Repeat the listing below in full, exactly as it stands.

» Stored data
______

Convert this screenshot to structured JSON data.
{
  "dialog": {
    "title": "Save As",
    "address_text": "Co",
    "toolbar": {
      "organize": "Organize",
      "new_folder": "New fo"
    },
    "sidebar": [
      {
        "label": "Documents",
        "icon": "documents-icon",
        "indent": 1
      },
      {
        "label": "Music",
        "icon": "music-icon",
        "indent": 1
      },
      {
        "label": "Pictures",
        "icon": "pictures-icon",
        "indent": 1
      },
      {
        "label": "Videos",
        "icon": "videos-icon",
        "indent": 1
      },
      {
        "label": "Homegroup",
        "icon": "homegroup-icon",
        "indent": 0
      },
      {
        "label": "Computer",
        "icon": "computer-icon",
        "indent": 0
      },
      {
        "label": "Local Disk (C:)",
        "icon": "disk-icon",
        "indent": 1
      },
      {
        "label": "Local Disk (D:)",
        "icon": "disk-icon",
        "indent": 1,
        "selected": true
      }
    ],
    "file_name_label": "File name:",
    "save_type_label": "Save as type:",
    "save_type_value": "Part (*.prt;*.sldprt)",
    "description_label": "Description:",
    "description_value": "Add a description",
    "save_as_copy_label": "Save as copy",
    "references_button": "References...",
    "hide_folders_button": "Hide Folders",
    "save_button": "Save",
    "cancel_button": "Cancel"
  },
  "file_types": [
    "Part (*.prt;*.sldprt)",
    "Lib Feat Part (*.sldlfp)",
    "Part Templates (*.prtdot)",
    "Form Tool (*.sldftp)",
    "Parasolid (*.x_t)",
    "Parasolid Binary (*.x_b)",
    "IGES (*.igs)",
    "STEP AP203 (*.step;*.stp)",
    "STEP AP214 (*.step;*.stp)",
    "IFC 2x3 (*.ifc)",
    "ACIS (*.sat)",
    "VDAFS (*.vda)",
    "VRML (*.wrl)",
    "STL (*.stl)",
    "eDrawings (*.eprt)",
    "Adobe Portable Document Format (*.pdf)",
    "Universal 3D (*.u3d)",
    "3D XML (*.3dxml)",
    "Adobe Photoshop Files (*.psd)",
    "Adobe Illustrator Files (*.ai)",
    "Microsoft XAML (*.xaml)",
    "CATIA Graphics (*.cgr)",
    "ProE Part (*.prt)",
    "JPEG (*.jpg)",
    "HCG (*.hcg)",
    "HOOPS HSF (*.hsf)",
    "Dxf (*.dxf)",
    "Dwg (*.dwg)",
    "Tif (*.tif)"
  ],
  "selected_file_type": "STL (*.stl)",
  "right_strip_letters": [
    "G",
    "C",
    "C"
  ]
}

______

» Response to the exercise
Convert this screenshot to structured JSON data.
{
  "dialog": {
    "title": "Save As",
    "address_text": "Co",
    "toolbar": {
      "organize": "Organize",
      "new_folder": "New fo"
    },
    "sidebar": [
      {
        "label": "Documents",
        "icon": "documents-icon",
        "indent": 1
      },
      {
        "label": "Music",
        "icon": "music-icon",
        "indent": 1
      },
      {
        "label": "Pictures",
        "icon": "pictures-icon",
        "indent": 1
      },
      {
        "label": "Videos",
        "icon": "videos-icon",
        "indent": 1
      },
      {
        "label": "Homegroup",
        "icon": "homegroup-icon",
        "indent": 0
      },
      {
        "label": "Computer",
        "icon": "computer-icon",
        "indent": 0
      },
      {
        "label": "Local Disk (C:)",
        "icon": "disk-icon",
        "indent": 1
      },
      {
        "label": "Local Disk (D:)",
        "icon": "disk-icon",
        "indent": 1,
        "selected": true
      }
    ],
    "file_name_label": "File name:",
    "save_type_label": "Save as type:",
    "save_type_value": "Part (*.prt;*.sldprt)",
    "description_label": "Description:",
    "description_value": "Add a description",
    "save_as_copy_label": "Save as copy",
    "references_button": "References...",
    "hide_folders_button": "Hide Folders",
    "save_button": "Save",
    "cancel_button": "Cancel"
  },
  "file_types": [
    "Part (*.prt;*.sldprt)",
    "Lib Feat Part (*.sldlfp)",
    "Part Templates (*.prtdot)",
    "Form Tool (*.sldftp)",
    "Parasolid (*.x_t)",
    "Parasolid Binary (*.x_b)",
    "IGES (*.igs)",
    "STEP AP203 (*.step;*.stp)",
    "STEP AP214 (*.step;*.stp)",
    "IFC 2x3 (*.ifc)",
    "ACIS (*.sat)",
    "VDAFS (*.vda)",
    "VRML (*.wrl)",
    "STL (*.stl)",
    "eDrawings (*.eprt)",
    "Adobe Portable Document Format (*.pdf)",
    "Universal 3D (*.u3d)",
    "3D XML (*.3dxml)",
    "Adobe Photoshop Files (*.psd)",
    "Adobe Illustrator Files (*.ai)",
    "Microsoft XAML (*.xaml)",
    "CATIA Graphics (*.cgr)",
    "ProE Part (*.prt)",
    "JPEG (*.jpg)",
    "HCG (*.hcg)",
    "HOOPS HSF (*.hsf)",
    "Dxf (*.dxf)",
    "Dwg (*.dwg)",
    "Tif (*.tif)"
  ],
  "selected_file_type": "STL (*.stl)",
  "right_strip_letters": [
    "G",
    "C",
    "C"
  ]
}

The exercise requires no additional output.